*WHAT TO WORK ON*. Output the data that follows exactly, line for line.

•••

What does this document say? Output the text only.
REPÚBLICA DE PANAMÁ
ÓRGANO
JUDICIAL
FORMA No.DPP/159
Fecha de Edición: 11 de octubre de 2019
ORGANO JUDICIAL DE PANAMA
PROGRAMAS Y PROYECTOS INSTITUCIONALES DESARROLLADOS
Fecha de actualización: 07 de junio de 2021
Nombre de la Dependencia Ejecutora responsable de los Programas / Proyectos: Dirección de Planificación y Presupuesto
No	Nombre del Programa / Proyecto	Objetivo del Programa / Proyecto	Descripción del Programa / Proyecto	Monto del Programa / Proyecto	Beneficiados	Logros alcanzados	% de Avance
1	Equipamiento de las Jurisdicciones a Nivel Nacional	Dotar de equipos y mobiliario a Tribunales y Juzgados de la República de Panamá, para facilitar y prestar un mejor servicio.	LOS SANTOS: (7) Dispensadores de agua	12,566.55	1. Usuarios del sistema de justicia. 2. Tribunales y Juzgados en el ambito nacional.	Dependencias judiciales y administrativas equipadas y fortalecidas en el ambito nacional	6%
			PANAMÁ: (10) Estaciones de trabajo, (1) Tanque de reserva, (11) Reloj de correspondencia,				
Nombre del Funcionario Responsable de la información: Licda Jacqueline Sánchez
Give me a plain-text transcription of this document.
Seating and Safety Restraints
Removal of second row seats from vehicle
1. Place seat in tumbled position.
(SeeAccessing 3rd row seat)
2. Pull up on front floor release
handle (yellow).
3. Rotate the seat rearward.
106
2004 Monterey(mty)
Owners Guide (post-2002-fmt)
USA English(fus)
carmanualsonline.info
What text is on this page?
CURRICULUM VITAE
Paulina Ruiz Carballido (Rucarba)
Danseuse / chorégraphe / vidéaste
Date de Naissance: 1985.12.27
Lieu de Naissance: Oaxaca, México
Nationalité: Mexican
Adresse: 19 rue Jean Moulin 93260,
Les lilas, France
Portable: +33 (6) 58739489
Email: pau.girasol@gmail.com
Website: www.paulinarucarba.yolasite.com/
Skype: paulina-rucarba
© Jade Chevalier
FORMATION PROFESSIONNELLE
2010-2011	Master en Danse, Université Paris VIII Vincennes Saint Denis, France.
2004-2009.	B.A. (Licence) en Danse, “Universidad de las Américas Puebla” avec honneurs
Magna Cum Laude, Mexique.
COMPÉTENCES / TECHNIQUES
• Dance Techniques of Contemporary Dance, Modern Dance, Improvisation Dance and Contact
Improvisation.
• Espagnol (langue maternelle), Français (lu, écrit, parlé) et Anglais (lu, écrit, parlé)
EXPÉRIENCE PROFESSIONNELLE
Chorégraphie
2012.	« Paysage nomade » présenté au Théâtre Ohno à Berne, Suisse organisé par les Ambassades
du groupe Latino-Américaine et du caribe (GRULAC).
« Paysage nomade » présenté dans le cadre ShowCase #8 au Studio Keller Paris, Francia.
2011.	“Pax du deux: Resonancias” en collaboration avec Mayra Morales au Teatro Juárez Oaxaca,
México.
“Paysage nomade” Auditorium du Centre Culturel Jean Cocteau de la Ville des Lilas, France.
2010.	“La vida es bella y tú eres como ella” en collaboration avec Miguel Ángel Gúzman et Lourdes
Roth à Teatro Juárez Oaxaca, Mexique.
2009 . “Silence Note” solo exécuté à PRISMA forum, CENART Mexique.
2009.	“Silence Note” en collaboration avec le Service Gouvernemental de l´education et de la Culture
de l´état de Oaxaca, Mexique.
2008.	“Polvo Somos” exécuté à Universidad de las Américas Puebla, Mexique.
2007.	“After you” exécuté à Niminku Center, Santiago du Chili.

•••

*THE SOLUTION*.
What does this document say? Output the text only.
REPÚBLICA DE PANAMÁ
ÓRGANO
JUDICIAL
FORMA No.DPP/159
Fecha de Edición: 11 de octubre de 2019
ORGANO JUDICIAL DE PANAMA
PROGRAMAS Y PROYECTOS INSTITUCIONALES DESARROLLADOS
Fecha de actualización: 07 de junio de 2021
Nombre de la Dependencia Ejecutora responsable de los Programas / Proyectos: Dirección de Planificación y Presupuesto
No	Nombre del Programa / Proyecto	Objetivo del Programa / Proyecto	Descripción del Programa / Proyecto	Monto del Programa / Proyecto	Beneficiados	Logros alcanzados	% de Avance
1	Equipamiento de las Jurisdicciones a Nivel Nacional	Dotar de equipos y mobiliario a Tribunales y Juzgados de la República de Panamá, para facilitar y prestar un mejor servicio.	LOS SANTOS: (7) Dispensadores de agua	12,566.55	1. Usuarios del sistema de justicia. 2. Tribunales y Juzgados en el ambito nacional.	Dependencias judiciales y administrativas equipadas y fortalecidas en el ambito nacional	6%
			PANAMÁ: (10) Estaciones de trabajo, (1) Tanque de reserva, (11) Reloj de correspondencia,				
Nombre del Funcionario Responsable de la información: Licda Jacqueline Sánchez
Give me a plain-text transcription of this document.
Seating and Safety Restraints
Removal of second row seats from vehicle
1. Place seat in tumbled position.
(SeeAccessing 3rd row seat)
2. Pull up on front floor release
handle (yellow).
3. Rotate the seat rearward.
106
2004 Monterey(mty)
Owners Guide (post-2002-fmt)
USA English(fus)
carmanualsonline.info
What text is on this page?
CURRICULUM VITAE
Paulina Ruiz Carballido (Rucarba)
Danseuse / chorégraphe / vidéaste
Date de Naissance: 1985.12.27
Lieu de Naissance: Oaxaca, México
Nationalité: Mexican
Adresse: 19 rue Jean Moulin 93260,
Les lilas, France
Portable: +33 (6) 58739489
Email: pau.girasol@gmail.com
Website: www.paulinarucarba.yolasite.com/
Skype: paulina-rucarba
© Jade Chevalier
FORMATION PROFESSIONNELLE
2010-2011	Master en Danse, Université Paris VIII Vincennes Saint Denis, France.
2004-2009.	B.A. (Licence) en Danse, “Universidad de las Américas Puebla” avec honneurs
Magna Cum Laude, Mexique.
COMPÉTENCES / TECHNIQUES
• Dance Techniques of Contemporary Dance, Modern Dance, Improvisation Dance and Contact
Improvisation.
• Espagnol (langue maternelle), Français (lu, écrit, parlé) et Anglais (lu, écrit, parlé)
EXPÉRIENCE PROFESSIONNELLE
Chorégraphie
2012.	« Paysage nomade » présenté au Théâtre Ohno à Berne, Suisse organisé par les Ambassades
du groupe Latino-Américaine et du caribe (GRULAC).
« Paysage nomade » présenté dans le cadre ShowCase #8 au Studio Keller Paris, Francia.
2011.	“Pax du deux: Resonancias” en collaboration avec Mayra Morales au Teatro Juárez Oaxaca,
México.
“Paysage nomade” Auditorium du Centre Culturel Jean Cocteau de la Ville des Lilas, France.
2010.	“La vida es bella y tú eres como ella” en collaboration avec Miguel Ángel Gúzman et Lourdes
Roth à Teatro Juárez Oaxaca, Mexique.
2009 . “Silence Note” solo exécuté à PRISMA forum, CENART Mexique.
2009.	“Silence Note” en collaboration avec le Service Gouvernemental de l´education et de la Culture
de l´état de Oaxaca, Mexique.
2008.	“Polvo Somos” exécuté à Universidad de las Américas Puebla, Mexique.
2007.	“After you” exécuté à Niminku Center, Santiago du Chili.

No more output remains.